- [What is required]
Find how many lines of the listing below include the word "aliens", then report the number by itself.

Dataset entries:

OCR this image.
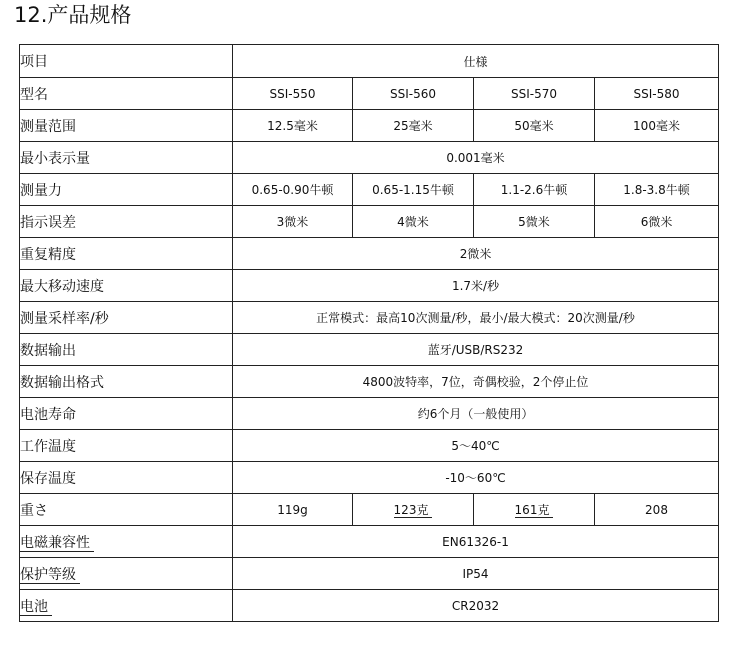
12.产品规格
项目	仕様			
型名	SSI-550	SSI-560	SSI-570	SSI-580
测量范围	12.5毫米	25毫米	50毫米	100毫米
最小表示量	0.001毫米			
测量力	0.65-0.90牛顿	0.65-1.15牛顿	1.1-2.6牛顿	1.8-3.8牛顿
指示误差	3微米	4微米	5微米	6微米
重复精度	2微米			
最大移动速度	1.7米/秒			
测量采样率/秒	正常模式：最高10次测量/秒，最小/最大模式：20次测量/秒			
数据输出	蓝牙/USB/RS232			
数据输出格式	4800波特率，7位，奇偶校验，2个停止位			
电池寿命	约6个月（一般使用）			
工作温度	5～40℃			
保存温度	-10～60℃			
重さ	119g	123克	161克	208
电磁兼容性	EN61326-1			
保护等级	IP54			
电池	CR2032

==

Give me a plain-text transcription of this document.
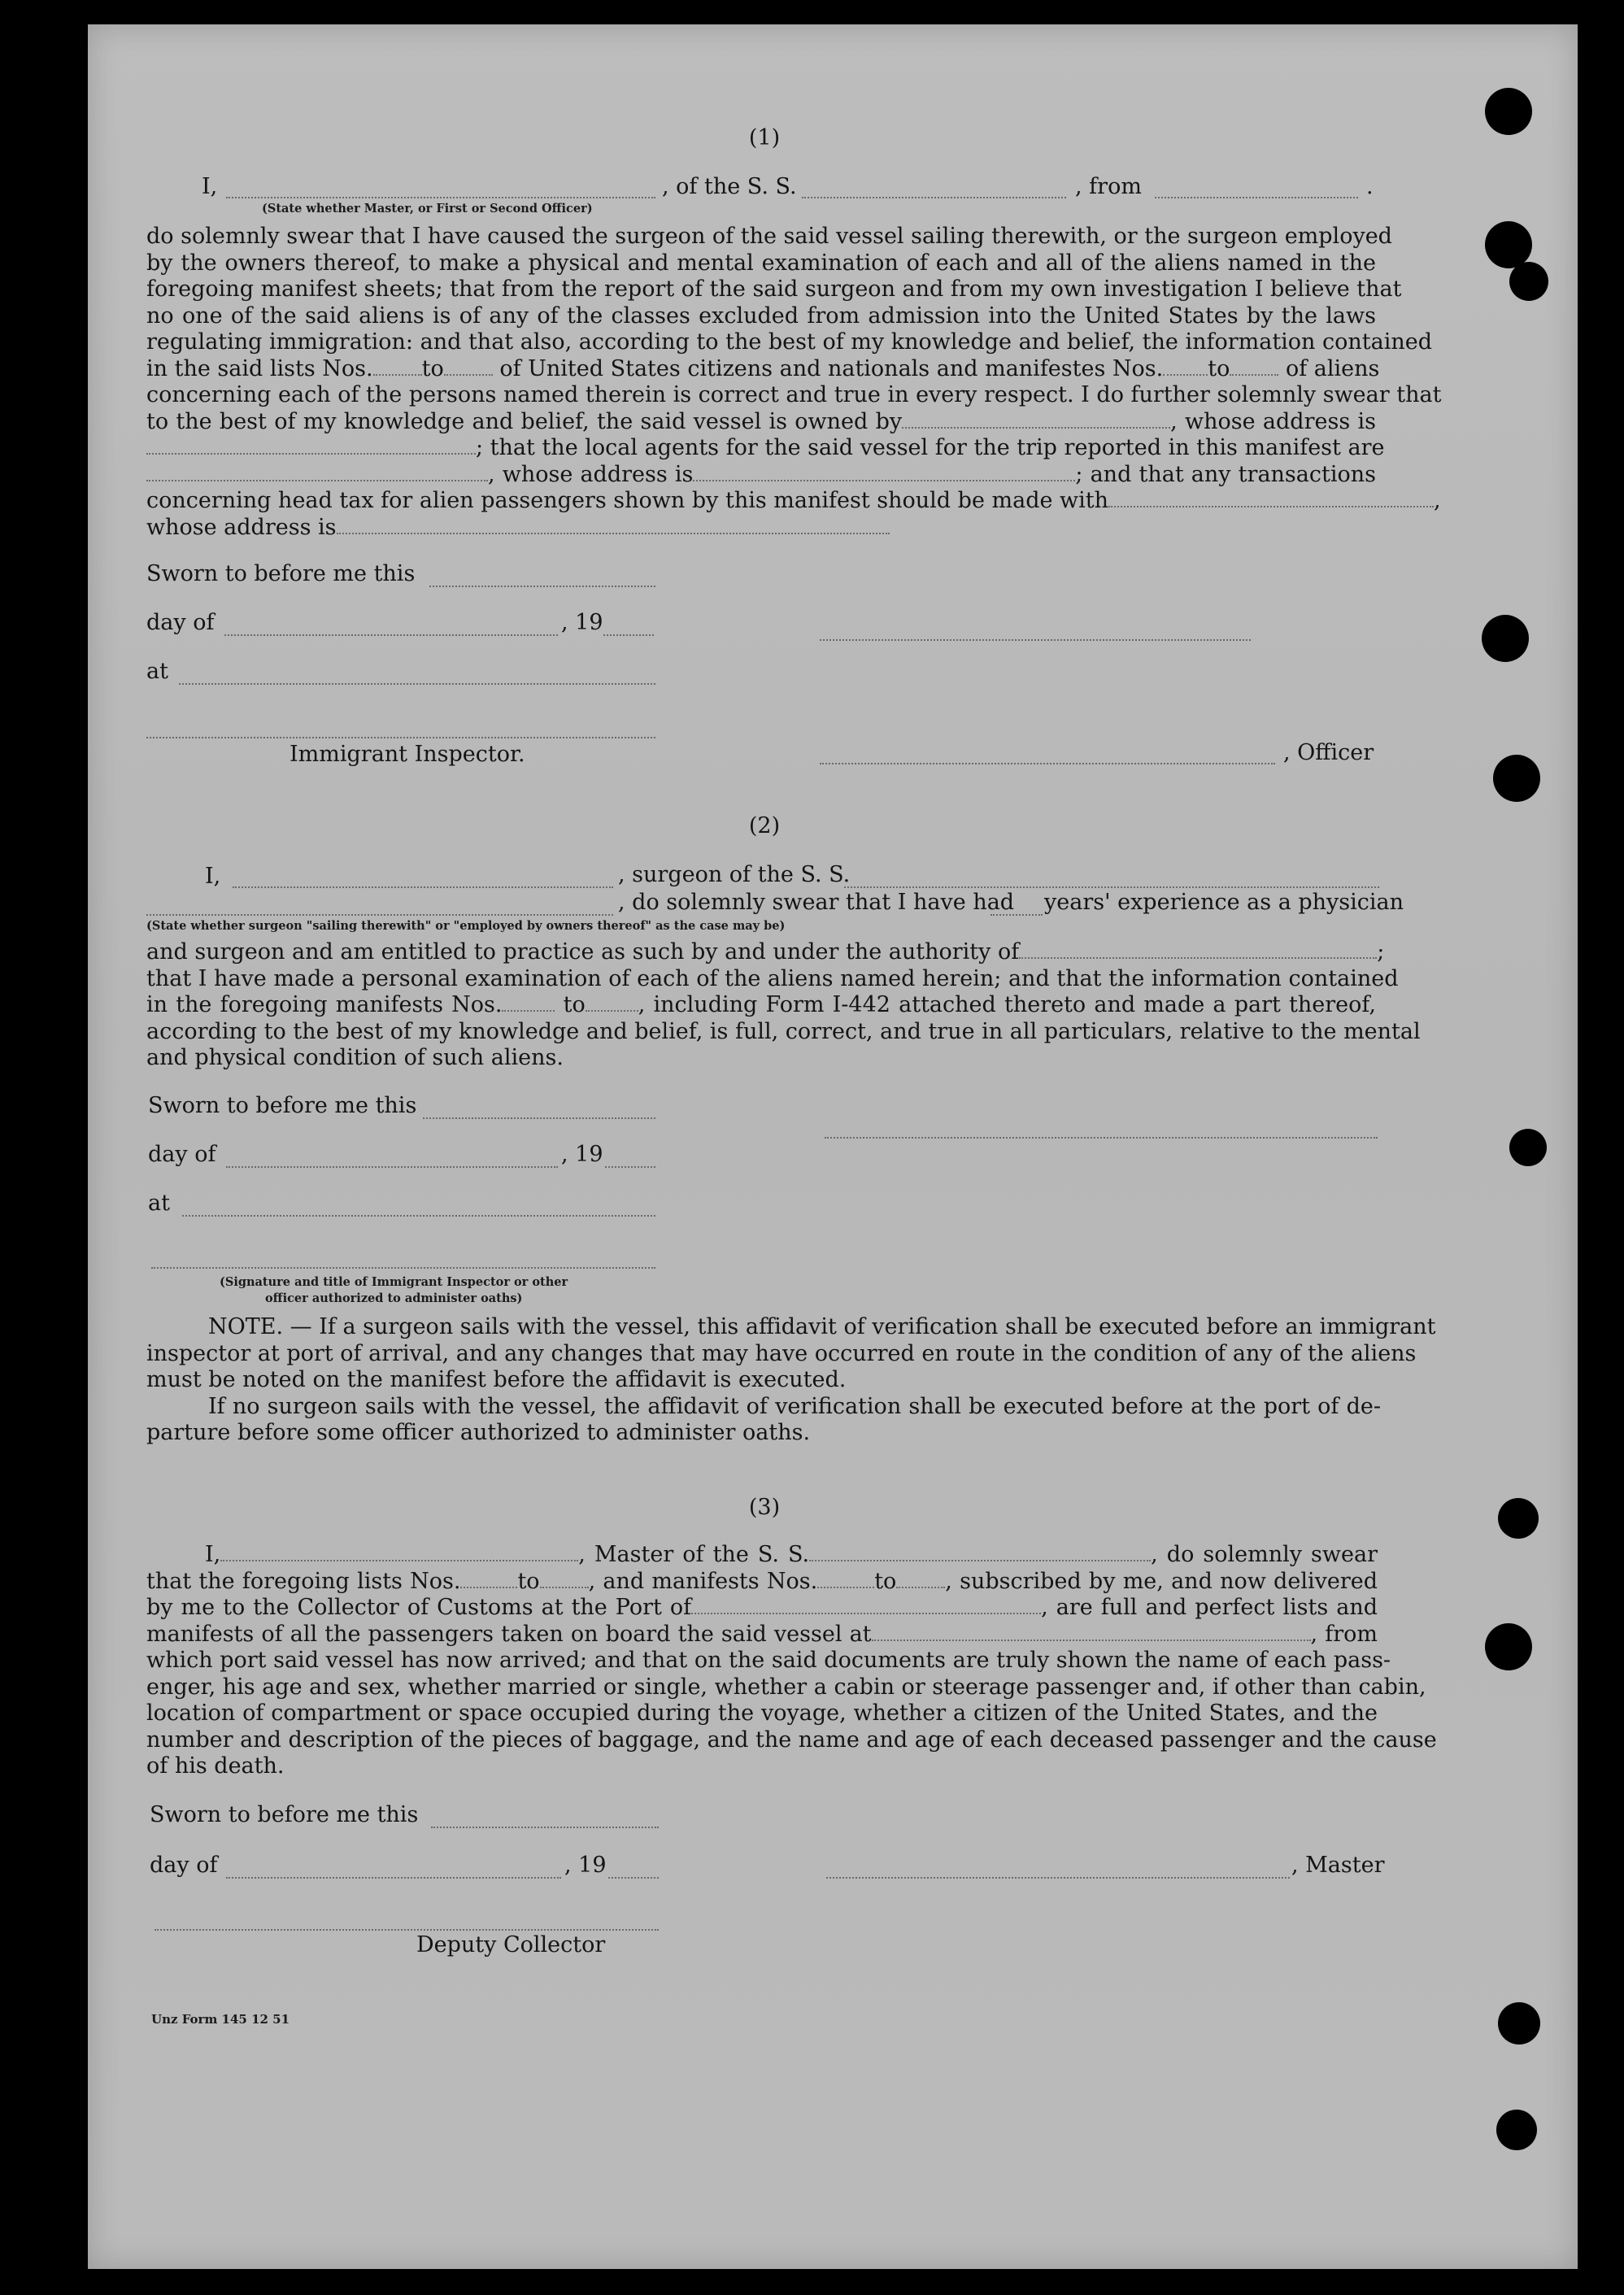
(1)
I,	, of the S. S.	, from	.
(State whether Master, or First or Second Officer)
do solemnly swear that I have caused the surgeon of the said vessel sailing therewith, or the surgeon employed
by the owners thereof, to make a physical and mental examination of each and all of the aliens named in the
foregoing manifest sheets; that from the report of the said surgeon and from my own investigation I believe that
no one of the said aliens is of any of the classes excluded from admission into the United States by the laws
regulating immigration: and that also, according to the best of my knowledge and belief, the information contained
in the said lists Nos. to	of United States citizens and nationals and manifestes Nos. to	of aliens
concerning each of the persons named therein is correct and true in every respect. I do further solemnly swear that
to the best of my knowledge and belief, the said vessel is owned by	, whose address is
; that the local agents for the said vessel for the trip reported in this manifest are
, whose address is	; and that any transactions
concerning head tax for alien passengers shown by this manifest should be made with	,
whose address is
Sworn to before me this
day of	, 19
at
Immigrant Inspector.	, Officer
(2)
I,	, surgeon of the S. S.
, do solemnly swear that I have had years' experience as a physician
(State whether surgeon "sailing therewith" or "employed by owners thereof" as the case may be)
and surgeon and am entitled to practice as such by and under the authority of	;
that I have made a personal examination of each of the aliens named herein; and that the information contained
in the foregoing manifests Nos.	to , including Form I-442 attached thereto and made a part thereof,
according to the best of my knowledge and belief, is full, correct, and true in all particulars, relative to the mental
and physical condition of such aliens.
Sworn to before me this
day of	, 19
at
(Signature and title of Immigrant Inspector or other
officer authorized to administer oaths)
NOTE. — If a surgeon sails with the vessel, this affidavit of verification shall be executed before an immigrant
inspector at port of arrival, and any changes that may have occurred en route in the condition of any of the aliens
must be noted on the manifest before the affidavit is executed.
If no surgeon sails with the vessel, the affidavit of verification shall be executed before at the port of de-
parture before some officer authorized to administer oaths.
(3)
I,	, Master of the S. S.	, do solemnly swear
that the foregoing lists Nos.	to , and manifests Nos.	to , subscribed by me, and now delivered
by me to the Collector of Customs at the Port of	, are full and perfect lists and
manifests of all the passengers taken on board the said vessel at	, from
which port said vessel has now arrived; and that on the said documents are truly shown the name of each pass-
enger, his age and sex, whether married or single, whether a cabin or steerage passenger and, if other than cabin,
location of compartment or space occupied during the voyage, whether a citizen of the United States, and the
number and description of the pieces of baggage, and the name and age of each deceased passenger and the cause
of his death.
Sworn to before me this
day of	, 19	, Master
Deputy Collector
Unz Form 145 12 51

- [Answer]
6